**REQUEST**
State how many lines of the entries include the string "this", please, leaving out everything but the number.

[Saved entries]
------------

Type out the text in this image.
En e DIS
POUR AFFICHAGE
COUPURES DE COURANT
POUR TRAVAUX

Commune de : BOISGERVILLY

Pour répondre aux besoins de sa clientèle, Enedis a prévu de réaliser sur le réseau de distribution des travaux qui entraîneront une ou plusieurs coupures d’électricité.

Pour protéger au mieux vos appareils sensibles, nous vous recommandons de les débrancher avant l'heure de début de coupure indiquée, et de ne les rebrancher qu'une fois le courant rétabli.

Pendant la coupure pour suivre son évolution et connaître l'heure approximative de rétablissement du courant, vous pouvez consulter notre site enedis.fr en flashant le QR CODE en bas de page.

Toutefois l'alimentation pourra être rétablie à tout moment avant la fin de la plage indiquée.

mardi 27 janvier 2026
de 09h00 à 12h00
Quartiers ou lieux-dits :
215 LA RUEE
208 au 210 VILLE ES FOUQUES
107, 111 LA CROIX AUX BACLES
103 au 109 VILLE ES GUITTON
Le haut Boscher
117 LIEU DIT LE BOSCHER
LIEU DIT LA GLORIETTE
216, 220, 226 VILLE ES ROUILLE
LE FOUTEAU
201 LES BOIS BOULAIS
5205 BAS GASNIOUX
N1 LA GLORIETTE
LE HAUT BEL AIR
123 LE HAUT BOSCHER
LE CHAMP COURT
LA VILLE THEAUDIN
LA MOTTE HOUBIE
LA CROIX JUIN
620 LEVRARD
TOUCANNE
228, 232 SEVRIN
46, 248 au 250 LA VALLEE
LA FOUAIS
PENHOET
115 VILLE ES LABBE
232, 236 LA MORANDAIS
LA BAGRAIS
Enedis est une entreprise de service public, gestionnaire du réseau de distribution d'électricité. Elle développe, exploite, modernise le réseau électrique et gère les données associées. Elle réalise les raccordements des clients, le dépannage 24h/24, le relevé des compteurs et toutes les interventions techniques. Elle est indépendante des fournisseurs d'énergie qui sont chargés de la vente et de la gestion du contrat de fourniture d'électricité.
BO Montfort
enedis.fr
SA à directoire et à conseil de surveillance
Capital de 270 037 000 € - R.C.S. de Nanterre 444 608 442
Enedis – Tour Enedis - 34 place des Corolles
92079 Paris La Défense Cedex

------------

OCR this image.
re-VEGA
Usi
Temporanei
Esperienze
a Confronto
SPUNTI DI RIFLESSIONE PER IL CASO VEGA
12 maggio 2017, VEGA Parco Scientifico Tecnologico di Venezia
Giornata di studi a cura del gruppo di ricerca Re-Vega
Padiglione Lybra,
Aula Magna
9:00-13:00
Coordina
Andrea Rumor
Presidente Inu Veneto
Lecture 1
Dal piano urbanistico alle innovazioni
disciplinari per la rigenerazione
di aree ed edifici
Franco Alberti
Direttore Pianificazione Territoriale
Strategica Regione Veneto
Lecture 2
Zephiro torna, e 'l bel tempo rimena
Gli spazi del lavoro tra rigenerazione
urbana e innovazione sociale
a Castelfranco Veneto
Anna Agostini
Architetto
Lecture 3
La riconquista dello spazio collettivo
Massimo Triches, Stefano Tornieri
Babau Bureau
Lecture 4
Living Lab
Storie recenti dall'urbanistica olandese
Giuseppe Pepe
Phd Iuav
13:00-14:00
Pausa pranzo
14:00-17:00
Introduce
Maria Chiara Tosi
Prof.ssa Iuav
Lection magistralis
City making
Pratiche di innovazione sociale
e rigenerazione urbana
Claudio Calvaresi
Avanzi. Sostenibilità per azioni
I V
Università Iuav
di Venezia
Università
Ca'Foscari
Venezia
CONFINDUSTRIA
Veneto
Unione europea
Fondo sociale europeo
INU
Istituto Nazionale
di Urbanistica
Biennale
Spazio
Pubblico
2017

------------

**COMPLETED TASK**
2